* BEGIN *

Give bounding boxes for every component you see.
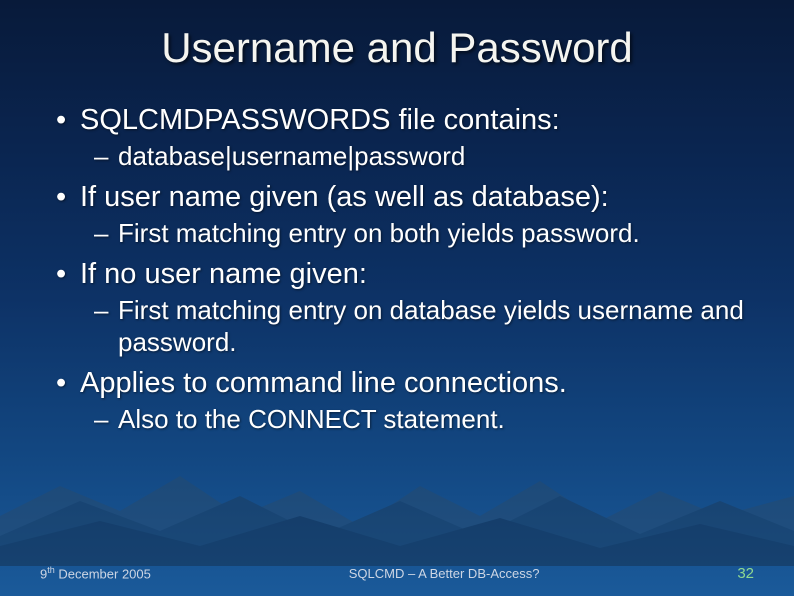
bullet-item: If user name given (as well as database)… bbox=[50, 179, 744, 250]
slide: Username and Password SQLCMDPASSWORDS fi… bbox=[0, 0, 794, 596]
slide-content: SQLCMDPASSWORDS file contains: database|… bbox=[0, 72, 794, 436]
bullet-item: If no user name given: First matching en… bbox=[50, 256, 744, 359]
title-area: Username and Password bbox=[0, 0, 794, 72]
sub-bullet-text: First matching entry on both yields pass… bbox=[118, 218, 640, 248]
footer-title: SQLCMD – A Better DB-Access? bbox=[151, 566, 737, 581]
bullet-text: If no user name given: bbox=[80, 258, 367, 290]
slide-title: Username and Password bbox=[161, 24, 633, 72]
sub-bullet-text: First matching entry on database yields … bbox=[118, 295, 744, 358]
footer-date-rest: December 2005 bbox=[55, 566, 151, 581]
mountain-decoration bbox=[0, 446, 794, 566]
footer-date-ord: th bbox=[47, 565, 55, 575]
bullet-text: SQLCMDPASSWORDS file contains: bbox=[80, 104, 560, 136]
sub-bullet-list: First matching entry on database yields … bbox=[80, 294, 744, 359]
sub-bullet-item: database|username|password bbox=[80, 140, 744, 173]
sub-bullet-list: First matching entry on both yields pass… bbox=[80, 217, 744, 250]
sub-bullet-text: Also to the CONNECT statement. bbox=[118, 404, 505, 434]
bullet-item: SQLCMDPASSWORDS file contains: database|… bbox=[50, 102, 744, 173]
slide-footer: 9th December 2005 SQLCMD – A Better DB-A… bbox=[0, 565, 794, 582]
sub-bullet-item: First matching entry on both yields pass… bbox=[80, 217, 744, 250]
sub-bullet-item: Also to the CONNECT statement. bbox=[80, 403, 744, 436]
bullet-item: Applies to command line connections. Als… bbox=[50, 365, 744, 436]
footer-date: 9th December 2005 bbox=[40, 565, 151, 581]
bullet-list: SQLCMDPASSWORDS file contains: database|… bbox=[50, 102, 744, 436]
bullet-text: If user name given (as well as database)… bbox=[80, 181, 609, 213]
sub-bullet-list: Also to the CONNECT statement. bbox=[80, 403, 744, 436]
sub-bullet-text: database|username|password bbox=[118, 141, 465, 171]
bullet-text: Applies to command line connections. bbox=[80, 367, 567, 399]
sub-bullet-item: First matching entry on database yields … bbox=[80, 294, 744, 359]
sub-bullet-list: database|username|password bbox=[80, 140, 744, 173]
page-number: 32 bbox=[737, 565, 754, 582]
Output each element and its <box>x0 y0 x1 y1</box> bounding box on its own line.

* END *

■ INSTRUCTIONS TO FOLLOW
Reproduce every line of the records above word for word, leaving out the pictures.

■ COMPLETE RESPONSE
Give bounding boxes for every component you see.
bullet-item: If user name given (as well as database)… bbox=[50, 179, 744, 250]
slide: Username and Password SQLCMDPASSWORDS fi… bbox=[0, 0, 794, 596]
slide-content: SQLCMDPASSWORDS file contains: database|… bbox=[0, 72, 794, 436]
bullet-item: If no user name given: First matching en… bbox=[50, 256, 744, 359]
title-area: Username and Password bbox=[0, 0, 794, 72]
sub-bullet-text: First matching entry on both yields pass… bbox=[118, 218, 640, 248]
footer-title: SQLCMD – A Better DB-Access? bbox=[151, 566, 737, 581]
bullet-text: If no user name given: bbox=[80, 258, 367, 290]
slide-title: Username and Password bbox=[161, 24, 633, 72]
sub-bullet-text: First matching entry on database yields … bbox=[118, 295, 744, 358]
footer-date-rest: December 2005 bbox=[55, 566, 151, 581]
mountain-decoration bbox=[0, 446, 794, 566]
footer-date-ord: th bbox=[47, 565, 55, 575]
bullet-text: SQLCMDPASSWORDS file contains: bbox=[80, 104, 560, 136]
sub-bullet-list: First matching entry on database yields … bbox=[80, 294, 744, 359]
sub-bullet-item: database|username|password bbox=[80, 140, 744, 173]
sub-bullet-list: First matching entry on both yields pass… bbox=[80, 217, 744, 250]
sub-bullet-text: Also to the CONNECT statement. bbox=[118, 404, 505, 434]
bullet-item: SQLCMDPASSWORDS file contains: database|… bbox=[50, 102, 744, 173]
slide-footer: 9th December 2005 SQLCMD – A Better DB-A… bbox=[0, 565, 794, 582]
sub-bullet-item: First matching entry on both yields pass… bbox=[80, 217, 744, 250]
sub-bullet-item: Also to the CONNECT statement. bbox=[80, 403, 744, 436]
bullet-item: Applies to command line connections. Als… bbox=[50, 365, 744, 436]
footer-date: 9th December 2005 bbox=[40, 565, 151, 581]
bullet-list: SQLCMDPASSWORDS file contains: database|… bbox=[50, 102, 744, 436]
bullet-text: If user name given (as well as database)… bbox=[80, 181, 609, 213]
sub-bullet-list: Also to the CONNECT statement. bbox=[80, 403, 744, 436]
sub-bullet-text: database|username|password bbox=[118, 141, 465, 171]
bullet-text: Applies to command line connections. bbox=[80, 367, 567, 399]
sub-bullet-item: First matching entry on database yields … bbox=[80, 294, 744, 359]
sub-bullet-list: database|username|password bbox=[80, 140, 744, 173]
page-number: 32 bbox=[737, 565, 754, 582]
Output each element and its <box>x0 y0 x1 y1</box> bounding box on its own line.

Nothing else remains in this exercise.